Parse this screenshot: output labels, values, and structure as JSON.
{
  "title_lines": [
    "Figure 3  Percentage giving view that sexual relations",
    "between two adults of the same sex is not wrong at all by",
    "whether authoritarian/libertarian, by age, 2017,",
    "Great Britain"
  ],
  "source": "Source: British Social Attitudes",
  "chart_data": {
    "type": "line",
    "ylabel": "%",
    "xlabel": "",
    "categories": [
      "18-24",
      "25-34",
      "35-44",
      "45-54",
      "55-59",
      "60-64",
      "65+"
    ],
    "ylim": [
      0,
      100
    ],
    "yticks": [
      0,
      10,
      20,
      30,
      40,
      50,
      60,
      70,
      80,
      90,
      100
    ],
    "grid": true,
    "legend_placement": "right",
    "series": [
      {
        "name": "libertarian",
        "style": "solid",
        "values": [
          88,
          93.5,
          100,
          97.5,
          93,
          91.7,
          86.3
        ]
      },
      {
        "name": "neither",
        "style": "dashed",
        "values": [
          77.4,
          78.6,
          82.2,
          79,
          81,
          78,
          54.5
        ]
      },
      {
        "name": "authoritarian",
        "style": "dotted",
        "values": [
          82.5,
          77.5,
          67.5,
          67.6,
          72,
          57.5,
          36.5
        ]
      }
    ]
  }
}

____________________

## Exercise brief
Which lines hold the word "authoritarian"? Show each one.

## Output below
    "whether authoritarian/libertarian, by age, 2017,",
        "name": "authoritarian",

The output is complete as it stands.